Problem to work on = Scan the entries below for the word "TetrisPane". Copy each line that has it.

+--

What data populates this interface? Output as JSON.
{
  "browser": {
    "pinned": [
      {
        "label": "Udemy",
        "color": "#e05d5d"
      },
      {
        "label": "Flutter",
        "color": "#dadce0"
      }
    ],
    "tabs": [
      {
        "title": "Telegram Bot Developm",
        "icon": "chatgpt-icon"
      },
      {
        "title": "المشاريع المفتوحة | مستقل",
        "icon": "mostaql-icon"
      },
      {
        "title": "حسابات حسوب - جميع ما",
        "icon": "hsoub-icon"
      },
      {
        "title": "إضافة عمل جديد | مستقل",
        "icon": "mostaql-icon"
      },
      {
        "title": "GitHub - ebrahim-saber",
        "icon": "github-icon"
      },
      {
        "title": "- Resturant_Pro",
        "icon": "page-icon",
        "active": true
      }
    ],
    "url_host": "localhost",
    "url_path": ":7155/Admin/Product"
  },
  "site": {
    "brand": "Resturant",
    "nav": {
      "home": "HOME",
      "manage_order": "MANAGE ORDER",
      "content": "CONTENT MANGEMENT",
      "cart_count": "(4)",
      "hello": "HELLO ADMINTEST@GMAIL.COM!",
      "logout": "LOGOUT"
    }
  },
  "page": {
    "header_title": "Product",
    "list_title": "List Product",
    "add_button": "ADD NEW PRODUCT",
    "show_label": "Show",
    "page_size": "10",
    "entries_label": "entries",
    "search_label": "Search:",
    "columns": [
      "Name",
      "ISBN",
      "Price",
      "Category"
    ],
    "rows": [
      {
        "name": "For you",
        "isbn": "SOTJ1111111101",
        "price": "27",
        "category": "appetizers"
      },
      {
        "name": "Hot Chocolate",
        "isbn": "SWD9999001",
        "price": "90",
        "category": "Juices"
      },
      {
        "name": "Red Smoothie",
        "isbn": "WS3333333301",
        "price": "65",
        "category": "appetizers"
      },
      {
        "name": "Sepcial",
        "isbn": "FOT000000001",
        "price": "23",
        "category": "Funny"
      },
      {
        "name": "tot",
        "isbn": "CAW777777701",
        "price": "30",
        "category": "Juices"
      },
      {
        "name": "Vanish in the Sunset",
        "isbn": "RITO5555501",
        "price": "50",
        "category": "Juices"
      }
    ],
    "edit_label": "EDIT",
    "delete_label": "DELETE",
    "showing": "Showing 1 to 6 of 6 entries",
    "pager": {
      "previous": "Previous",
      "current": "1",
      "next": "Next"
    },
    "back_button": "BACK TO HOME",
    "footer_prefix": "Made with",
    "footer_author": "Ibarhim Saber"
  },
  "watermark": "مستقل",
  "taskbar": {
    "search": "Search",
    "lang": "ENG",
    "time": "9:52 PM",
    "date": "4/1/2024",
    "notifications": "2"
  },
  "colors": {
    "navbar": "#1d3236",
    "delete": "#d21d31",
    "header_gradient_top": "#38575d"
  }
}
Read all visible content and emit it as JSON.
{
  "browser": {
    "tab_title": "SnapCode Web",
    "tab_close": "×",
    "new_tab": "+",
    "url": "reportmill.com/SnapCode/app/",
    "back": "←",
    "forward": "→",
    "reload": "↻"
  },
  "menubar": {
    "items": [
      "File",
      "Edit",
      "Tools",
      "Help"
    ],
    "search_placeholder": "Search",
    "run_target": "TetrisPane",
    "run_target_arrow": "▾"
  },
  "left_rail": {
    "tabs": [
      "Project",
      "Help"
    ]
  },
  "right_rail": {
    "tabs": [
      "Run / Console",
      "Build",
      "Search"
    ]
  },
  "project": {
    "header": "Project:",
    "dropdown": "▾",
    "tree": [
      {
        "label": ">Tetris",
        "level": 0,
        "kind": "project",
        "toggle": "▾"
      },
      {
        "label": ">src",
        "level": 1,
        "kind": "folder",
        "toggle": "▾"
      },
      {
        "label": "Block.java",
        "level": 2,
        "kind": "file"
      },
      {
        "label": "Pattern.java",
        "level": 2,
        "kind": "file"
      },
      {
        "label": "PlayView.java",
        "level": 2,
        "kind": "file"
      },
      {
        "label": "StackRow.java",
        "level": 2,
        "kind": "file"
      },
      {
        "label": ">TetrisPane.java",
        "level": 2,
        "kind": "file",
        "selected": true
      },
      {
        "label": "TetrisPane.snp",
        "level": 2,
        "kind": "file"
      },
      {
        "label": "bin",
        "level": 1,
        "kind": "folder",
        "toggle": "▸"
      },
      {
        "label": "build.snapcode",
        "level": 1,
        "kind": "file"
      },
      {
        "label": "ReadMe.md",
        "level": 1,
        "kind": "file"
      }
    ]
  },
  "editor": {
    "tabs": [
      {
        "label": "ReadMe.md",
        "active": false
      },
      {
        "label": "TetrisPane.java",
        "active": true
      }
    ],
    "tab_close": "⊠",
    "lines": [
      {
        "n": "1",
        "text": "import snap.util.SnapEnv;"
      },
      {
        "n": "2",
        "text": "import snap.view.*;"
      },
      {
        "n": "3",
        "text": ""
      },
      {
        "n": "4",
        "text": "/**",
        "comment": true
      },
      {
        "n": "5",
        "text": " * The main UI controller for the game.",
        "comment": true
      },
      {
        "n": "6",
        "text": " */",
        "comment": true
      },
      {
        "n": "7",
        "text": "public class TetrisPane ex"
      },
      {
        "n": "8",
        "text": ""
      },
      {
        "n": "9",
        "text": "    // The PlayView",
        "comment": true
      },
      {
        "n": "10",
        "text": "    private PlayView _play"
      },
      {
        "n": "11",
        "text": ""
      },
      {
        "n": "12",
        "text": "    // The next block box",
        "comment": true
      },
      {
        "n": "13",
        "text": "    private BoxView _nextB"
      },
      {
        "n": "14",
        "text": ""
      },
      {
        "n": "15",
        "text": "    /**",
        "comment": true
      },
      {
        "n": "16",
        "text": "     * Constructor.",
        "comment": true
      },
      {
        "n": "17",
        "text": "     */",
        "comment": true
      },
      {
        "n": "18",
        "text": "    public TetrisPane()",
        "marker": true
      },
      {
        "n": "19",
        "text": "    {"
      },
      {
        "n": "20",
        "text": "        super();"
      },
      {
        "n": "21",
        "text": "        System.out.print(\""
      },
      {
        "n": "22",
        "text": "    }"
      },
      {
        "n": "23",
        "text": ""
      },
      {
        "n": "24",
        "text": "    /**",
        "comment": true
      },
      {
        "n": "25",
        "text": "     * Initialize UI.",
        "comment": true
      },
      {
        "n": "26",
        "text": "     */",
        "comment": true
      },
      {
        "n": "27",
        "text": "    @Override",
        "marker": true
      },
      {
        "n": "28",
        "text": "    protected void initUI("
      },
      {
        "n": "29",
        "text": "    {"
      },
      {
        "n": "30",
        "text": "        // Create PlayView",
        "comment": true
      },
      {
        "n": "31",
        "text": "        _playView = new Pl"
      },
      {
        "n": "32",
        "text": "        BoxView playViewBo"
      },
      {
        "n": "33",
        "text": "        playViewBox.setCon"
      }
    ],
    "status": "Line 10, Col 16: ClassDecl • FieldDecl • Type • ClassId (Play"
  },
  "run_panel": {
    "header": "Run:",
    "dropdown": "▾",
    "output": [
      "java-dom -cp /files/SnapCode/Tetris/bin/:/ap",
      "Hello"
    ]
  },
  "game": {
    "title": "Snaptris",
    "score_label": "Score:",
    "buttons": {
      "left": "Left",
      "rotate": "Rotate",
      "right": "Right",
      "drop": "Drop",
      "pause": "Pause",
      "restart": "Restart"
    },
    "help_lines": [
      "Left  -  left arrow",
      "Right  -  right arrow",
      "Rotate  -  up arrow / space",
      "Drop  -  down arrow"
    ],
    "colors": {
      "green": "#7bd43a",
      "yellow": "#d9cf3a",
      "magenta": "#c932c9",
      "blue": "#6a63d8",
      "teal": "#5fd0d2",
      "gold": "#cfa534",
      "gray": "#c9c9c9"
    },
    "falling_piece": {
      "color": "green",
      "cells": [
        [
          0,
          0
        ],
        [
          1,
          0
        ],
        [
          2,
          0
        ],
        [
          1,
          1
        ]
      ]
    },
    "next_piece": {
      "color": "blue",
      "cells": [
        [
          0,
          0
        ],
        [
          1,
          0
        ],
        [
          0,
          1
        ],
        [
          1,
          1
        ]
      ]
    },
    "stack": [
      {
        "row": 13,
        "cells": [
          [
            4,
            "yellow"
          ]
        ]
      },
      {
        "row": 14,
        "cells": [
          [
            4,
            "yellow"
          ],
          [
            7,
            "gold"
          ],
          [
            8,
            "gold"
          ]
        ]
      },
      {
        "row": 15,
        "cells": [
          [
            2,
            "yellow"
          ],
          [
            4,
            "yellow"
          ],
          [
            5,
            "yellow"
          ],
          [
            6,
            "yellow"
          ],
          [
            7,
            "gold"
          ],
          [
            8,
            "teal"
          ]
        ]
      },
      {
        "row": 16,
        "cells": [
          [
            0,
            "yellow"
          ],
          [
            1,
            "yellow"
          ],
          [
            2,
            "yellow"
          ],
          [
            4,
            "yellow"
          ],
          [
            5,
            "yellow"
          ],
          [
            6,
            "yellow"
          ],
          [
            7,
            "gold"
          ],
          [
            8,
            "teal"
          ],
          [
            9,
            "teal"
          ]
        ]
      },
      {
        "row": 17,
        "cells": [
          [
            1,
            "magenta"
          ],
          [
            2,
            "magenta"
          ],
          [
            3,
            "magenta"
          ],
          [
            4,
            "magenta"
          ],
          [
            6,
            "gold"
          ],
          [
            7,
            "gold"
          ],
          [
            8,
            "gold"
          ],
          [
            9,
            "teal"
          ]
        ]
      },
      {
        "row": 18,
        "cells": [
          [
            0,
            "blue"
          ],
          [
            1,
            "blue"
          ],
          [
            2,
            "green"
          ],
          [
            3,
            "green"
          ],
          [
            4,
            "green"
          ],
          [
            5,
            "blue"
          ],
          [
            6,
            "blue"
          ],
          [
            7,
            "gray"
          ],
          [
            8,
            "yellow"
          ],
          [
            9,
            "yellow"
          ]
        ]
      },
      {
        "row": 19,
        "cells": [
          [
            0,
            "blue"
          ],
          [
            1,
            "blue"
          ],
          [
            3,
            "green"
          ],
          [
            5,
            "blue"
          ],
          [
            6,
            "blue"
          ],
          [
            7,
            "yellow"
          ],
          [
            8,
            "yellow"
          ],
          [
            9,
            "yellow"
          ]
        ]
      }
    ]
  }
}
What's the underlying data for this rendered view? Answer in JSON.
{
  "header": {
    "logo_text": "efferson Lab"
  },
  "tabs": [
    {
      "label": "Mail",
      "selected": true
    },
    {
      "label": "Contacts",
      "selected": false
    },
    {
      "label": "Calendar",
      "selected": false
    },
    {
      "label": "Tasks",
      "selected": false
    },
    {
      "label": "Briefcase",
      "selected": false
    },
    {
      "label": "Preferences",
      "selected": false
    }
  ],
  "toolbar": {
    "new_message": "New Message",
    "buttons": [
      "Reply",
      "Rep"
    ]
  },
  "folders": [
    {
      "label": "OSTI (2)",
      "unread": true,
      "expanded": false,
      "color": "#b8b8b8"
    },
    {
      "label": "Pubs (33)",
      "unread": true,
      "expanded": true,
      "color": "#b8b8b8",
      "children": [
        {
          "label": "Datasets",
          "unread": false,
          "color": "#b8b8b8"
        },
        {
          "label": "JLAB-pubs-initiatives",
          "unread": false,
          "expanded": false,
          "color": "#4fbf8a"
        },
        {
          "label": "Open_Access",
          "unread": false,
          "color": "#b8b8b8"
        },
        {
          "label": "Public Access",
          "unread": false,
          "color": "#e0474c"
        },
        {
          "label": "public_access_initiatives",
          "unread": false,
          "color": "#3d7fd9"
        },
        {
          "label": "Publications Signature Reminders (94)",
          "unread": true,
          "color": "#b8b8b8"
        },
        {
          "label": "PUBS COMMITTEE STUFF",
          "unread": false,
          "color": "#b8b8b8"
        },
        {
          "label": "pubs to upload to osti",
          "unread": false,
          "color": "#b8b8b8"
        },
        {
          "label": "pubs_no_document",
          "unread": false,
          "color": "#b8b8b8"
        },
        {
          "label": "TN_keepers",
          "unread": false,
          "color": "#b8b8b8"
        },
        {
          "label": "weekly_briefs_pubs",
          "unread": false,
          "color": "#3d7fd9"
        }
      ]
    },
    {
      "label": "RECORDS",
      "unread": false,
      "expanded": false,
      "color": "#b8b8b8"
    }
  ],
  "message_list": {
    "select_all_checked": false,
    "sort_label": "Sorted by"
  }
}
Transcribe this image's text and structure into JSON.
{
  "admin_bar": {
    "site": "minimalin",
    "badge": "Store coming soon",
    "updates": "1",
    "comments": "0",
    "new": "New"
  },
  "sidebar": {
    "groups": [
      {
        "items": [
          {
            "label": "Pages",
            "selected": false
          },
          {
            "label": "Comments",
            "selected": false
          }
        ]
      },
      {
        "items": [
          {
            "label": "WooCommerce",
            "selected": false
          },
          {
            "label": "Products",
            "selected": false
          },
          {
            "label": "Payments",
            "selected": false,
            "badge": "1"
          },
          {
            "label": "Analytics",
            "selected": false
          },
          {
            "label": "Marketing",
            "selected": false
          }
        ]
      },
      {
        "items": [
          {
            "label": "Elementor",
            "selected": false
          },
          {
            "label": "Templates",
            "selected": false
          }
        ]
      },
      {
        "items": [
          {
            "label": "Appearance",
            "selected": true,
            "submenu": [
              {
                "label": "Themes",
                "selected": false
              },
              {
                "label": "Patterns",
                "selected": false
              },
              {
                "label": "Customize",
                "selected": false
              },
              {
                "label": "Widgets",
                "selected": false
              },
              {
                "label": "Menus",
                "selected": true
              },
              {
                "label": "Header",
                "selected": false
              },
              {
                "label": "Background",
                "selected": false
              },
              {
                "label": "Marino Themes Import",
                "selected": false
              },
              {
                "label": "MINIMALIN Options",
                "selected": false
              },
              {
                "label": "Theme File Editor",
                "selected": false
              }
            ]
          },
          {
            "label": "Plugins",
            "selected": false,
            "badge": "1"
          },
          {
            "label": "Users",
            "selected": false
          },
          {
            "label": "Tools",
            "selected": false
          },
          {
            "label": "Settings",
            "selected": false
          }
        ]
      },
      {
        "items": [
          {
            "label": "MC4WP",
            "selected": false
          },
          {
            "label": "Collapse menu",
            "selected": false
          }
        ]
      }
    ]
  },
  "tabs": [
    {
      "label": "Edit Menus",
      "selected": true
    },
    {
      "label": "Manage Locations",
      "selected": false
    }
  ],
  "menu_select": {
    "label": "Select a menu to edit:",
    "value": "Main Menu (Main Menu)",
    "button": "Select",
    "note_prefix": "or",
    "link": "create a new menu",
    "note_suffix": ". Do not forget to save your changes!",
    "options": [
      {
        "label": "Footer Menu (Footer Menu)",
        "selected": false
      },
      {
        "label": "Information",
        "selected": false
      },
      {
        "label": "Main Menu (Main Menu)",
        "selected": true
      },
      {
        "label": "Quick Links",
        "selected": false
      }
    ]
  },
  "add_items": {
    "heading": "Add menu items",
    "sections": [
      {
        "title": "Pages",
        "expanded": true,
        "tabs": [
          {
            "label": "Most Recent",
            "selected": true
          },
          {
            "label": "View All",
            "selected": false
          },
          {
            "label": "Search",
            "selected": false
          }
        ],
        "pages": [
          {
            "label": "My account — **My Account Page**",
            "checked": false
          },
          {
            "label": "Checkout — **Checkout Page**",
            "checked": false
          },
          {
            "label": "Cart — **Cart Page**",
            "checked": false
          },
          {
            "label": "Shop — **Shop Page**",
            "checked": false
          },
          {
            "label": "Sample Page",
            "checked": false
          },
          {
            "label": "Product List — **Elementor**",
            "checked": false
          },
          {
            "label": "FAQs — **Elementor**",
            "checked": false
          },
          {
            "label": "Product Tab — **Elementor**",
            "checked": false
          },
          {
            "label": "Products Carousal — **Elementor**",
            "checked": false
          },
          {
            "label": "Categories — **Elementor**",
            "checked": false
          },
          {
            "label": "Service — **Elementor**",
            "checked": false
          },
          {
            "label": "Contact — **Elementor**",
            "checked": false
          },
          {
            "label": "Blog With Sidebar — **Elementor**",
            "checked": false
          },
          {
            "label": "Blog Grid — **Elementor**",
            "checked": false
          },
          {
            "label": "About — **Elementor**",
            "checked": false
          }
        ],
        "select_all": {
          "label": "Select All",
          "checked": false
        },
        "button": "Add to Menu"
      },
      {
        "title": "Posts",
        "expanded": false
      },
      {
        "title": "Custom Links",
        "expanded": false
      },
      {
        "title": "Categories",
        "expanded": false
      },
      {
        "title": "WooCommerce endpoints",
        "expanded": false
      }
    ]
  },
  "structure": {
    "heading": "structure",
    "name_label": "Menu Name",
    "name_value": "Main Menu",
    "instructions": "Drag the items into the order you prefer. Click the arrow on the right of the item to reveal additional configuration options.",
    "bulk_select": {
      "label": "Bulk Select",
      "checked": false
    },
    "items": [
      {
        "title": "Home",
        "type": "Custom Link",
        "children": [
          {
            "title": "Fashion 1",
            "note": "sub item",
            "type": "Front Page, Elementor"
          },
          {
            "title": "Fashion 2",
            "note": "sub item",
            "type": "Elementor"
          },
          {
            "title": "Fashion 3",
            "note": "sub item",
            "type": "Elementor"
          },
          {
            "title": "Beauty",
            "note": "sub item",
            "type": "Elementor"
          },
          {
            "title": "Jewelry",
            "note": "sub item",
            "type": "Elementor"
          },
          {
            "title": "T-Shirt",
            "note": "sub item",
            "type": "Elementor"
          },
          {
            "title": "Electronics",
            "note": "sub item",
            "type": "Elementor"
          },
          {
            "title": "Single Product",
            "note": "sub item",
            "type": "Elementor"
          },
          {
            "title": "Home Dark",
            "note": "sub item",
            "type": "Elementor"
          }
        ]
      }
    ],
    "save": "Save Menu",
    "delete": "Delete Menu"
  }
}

+--

Expected answer =
    "run_target": "TetrisPane",
        "label": ">TetrisPane.java",
        "label": "TetrisPane.snp",
        "label": "TetrisPane.java",
        "text": "public class TetrisPane ex"
        "text": "    public TetrisPane()",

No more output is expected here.